● Records for the task
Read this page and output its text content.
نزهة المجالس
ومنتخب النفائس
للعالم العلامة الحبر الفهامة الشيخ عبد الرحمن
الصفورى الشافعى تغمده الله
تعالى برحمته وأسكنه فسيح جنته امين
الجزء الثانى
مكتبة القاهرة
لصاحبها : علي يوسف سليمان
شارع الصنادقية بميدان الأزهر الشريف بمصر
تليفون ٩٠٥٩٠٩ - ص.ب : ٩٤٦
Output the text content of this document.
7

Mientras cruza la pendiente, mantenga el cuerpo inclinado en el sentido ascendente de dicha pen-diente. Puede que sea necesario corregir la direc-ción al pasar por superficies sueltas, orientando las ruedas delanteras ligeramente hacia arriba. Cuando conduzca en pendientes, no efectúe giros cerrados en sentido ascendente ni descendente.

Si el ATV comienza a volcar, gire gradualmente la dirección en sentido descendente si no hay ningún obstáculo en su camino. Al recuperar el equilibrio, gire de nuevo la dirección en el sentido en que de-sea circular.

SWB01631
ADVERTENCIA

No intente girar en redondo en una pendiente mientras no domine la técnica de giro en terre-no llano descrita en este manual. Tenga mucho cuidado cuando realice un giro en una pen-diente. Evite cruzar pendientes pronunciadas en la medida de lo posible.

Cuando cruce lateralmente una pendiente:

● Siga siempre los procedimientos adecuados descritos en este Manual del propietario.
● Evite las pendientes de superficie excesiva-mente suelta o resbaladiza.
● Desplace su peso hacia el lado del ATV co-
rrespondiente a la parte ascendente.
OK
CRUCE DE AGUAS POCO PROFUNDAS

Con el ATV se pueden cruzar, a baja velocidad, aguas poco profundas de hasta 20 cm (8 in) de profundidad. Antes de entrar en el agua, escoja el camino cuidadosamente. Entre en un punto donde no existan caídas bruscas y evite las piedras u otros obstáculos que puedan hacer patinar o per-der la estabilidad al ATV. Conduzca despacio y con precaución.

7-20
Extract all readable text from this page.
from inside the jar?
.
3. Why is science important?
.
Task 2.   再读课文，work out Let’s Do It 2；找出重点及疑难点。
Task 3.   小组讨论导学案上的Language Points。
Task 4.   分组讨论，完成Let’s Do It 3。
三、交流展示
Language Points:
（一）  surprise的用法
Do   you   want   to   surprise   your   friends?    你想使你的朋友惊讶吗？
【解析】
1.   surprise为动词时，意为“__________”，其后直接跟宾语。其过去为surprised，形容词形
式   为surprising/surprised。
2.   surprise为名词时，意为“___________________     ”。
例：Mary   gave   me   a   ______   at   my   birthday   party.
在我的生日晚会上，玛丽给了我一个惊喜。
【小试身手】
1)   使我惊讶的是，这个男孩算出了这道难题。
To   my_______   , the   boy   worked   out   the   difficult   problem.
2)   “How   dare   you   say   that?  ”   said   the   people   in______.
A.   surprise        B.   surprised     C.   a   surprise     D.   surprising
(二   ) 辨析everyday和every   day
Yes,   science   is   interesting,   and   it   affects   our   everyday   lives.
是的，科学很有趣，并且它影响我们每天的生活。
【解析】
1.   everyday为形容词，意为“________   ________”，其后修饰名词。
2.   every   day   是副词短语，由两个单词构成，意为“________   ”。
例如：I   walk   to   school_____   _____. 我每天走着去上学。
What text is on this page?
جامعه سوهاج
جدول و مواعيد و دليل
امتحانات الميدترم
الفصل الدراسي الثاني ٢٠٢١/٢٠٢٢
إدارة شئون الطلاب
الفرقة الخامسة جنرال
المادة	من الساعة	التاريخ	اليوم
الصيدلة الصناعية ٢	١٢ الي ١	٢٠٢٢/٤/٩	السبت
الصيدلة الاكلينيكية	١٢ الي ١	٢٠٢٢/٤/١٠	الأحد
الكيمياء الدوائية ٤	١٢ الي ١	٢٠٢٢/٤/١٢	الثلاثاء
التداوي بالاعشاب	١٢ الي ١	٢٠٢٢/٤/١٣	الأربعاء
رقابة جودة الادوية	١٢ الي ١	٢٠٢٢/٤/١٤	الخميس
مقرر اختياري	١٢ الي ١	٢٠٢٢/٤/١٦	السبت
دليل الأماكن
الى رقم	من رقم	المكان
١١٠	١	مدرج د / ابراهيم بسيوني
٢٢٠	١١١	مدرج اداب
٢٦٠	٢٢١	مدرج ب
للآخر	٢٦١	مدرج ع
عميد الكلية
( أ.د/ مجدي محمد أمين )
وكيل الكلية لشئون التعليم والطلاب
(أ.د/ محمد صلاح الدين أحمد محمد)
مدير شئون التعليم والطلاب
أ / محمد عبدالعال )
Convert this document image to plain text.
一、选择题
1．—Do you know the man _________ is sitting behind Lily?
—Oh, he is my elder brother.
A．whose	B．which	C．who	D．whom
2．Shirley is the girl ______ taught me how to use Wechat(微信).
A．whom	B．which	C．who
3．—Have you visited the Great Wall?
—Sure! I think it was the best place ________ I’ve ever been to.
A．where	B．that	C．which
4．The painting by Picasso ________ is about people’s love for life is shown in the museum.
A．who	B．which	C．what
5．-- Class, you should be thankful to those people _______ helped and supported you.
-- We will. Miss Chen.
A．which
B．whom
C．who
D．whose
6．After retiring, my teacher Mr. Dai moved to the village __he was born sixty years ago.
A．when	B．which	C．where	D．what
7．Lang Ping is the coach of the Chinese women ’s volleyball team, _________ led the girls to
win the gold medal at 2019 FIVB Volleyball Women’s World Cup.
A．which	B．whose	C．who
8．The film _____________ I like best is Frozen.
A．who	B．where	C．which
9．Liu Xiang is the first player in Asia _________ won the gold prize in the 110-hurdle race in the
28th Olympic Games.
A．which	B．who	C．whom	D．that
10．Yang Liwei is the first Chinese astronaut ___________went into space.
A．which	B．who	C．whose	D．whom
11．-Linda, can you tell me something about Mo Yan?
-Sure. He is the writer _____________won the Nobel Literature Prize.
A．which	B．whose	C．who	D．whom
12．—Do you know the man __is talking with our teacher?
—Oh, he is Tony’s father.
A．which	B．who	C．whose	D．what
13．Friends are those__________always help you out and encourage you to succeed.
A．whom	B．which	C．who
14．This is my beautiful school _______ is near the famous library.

● Objective
Copy every line exactly. Leave nothing out.

● Final answer
Read this page and output its text content.
نزهة المجالس
ومنتخب النفائس
للعالم العلامة الحبر الفهامة الشيخ عبد الرحمن
الصفورى الشافعى تغمده الله
تعالى برحمته وأسكنه فسيح جنته امين
الجزء الثانى
مكتبة القاهرة
لصاحبها : علي يوسف سليمان
شارع الصنادقية بميدان الأزهر الشريف بمصر
تليفون ٩٠٥٩٠٩ - ص.ب : ٩٤٦
Output the text content of this document.
7

Mientras cruza la pendiente, mantenga el cuerpo inclinado en el sentido ascendente de dicha pen-diente. Puede que sea necesario corregir la direc-ción al pasar por superficies sueltas, orientando las ruedas delanteras ligeramente hacia arriba. Cuando conduzca en pendientes, no efectúe giros cerrados en sentido ascendente ni descendente.

Si el ATV comienza a volcar, gire gradualmente la dirección en sentido descendente si no hay ningún obstáculo en su camino. Al recuperar el equilibrio, gire de nuevo la dirección en el sentido en que de-sea circular.

SWB01631
ADVERTENCIA

No intente girar en redondo en una pendiente mientras no domine la técnica de giro en terre-no llano descrita en este manual. Tenga mucho cuidado cuando realice un giro en una pen-diente. Evite cruzar pendientes pronunciadas en la medida de lo posible.

Cuando cruce lateralmente una pendiente:

● Siga siempre los procedimientos adecuados descritos en este Manual del propietario.
● Evite las pendientes de superficie excesiva-mente suelta o resbaladiza.
● Desplace su peso hacia el lado del ATV co-
rrespondiente a la parte ascendente.
OK
CRUCE DE AGUAS POCO PROFUNDAS

Con el ATV se pueden cruzar, a baja velocidad, aguas poco profundas de hasta 20 cm (8 in) de profundidad. Antes de entrar en el agua, escoja el camino cuidadosamente. Entre en un punto donde no existan caídas bruscas y evite las piedras u otros obstáculos que puedan hacer patinar o per-der la estabilidad al ATV. Conduzca despacio y con precaución.

7-20
Extract all readable text from this page.
from inside the jar?
.
3. Why is science important?
.
Task 2.   再读课文，work out Let’s Do It 2；找出重点及疑难点。
Task 3.   小组讨论导学案上的Language Points。
Task 4.   分组讨论，完成Let’s Do It 3。
三、交流展示
Language Points:
（一）  surprise的用法
Do   you   want   to   surprise   your   friends?    你想使你的朋友惊讶吗？
【解析】
1.   surprise为动词时，意为“__________”，其后直接跟宾语。其过去为surprised，形容词形
式   为surprising/surprised。
2.   surprise为名词时，意为“___________________     ”。
例：Mary   gave   me   a   ______   at   my   birthday   party.
在我的生日晚会上，玛丽给了我一个惊喜。
【小试身手】
1)   使我惊讶的是，这个男孩算出了这道难题。
To   my_______   , the   boy   worked   out   the   difficult   problem.
2)   “How   dare   you   say   that?  ”   said   the   people   in______.
A.   surprise        B.   surprised     C.   a   surprise     D.   surprising
(二   ) 辨析everyday和every   day
Yes,   science   is   interesting,   and   it   affects   our   everyday   lives.
是的，科学很有趣，并且它影响我们每天的生活。
【解析】
1.   everyday为形容词，意为“________   ________”，其后修饰名词。
2.   every   day   是副词短语，由两个单词构成，意为“________   ”。
例如：I   walk   to   school_____   _____. 我每天走着去上学。
What text is on this page?
جامعه سوهاج
جدول و مواعيد و دليل
امتحانات الميدترم
الفصل الدراسي الثاني ٢٠٢١/٢٠٢٢
إدارة شئون الطلاب
الفرقة الخامسة جنرال
المادة	من الساعة	التاريخ	اليوم
الصيدلة الصناعية ٢	١٢ الي ١	٢٠٢٢/٤/٩	السبت
الصيدلة الاكلينيكية	١٢ الي ١	٢٠٢٢/٤/١٠	الأحد
الكيمياء الدوائية ٤	١٢ الي ١	٢٠٢٢/٤/١٢	الثلاثاء
التداوي بالاعشاب	١٢ الي ١	٢٠٢٢/٤/١٣	الأربعاء
رقابة جودة الادوية	١٢ الي ١	٢٠٢٢/٤/١٤	الخميس
مقرر اختياري	١٢ الي ١	٢٠٢٢/٤/١٦	السبت
دليل الأماكن
الى رقم	من رقم	المكان
١١٠	١	مدرج د / ابراهيم بسيوني
٢٢٠	١١١	مدرج اداب
٢٦٠	٢٢١	مدرج ب
للآخر	٢٦١	مدرج ع
عميد الكلية
( أ.د/ مجدي محمد أمين )
وكيل الكلية لشئون التعليم والطلاب
(أ.د/ محمد صلاح الدين أحمد محمد)
مدير شئون التعليم والطلاب
أ / محمد عبدالعال )
Convert this document image to plain text.
一、选择题
1．—Do you know the man _________ is sitting behind Lily?
—Oh, he is my elder brother.
A．whose	B．which	C．who	D．whom
2．Shirley is the girl ______ taught me how to use Wechat(微信).
A．whom	B．which	C．who
3．—Have you visited the Great Wall?
—Sure! I think it was the best place ________ I’ve ever been to.
A．where	B．that	C．which
4．The painting by Picasso ________ is about people’s love for life is shown in the museum.
A．who	B．which	C．what
5．-- Class, you should be thankful to those people _______ helped and supported you.
-- We will. Miss Chen.
A．which
B．whom
C．who
D．whose
6．After retiring, my teacher Mr. Dai moved to the village __he was born sixty years ago.
A．when	B．which	C．where	D．what
7．Lang Ping is the coach of the Chinese women ’s volleyball team, _________ led the girls to
win the gold medal at 2019 FIVB Volleyball Women’s World Cup.
A．which	B．whose	C．who
8．The film _____________ I like best is Frozen.
A．who	B．where	C．which
9．Liu Xiang is the first player in Asia _________ won the gold prize in the 110-hurdle race in the
28th Olympic Games.
A．which	B．who	C．whom	D．that
10．Yang Liwei is the first Chinese astronaut ___________went into space.
A．which	B．who	C．whose	D．whom
11．-Linda, can you tell me something about Mo Yan?
-Sure. He is the writer _____________won the Nobel Literature Prize.
A．which	B．whose	C．who	D．whom
12．—Do you know the man __is talking with our teacher?
—Oh, he is Tony’s father.
A．which	B．who	C．whose	D．what
13．Friends are those__________always help you out and encourage you to succeed.
A．whom	B．which	C．who
14．This is my beautiful school _______ is near the famous library.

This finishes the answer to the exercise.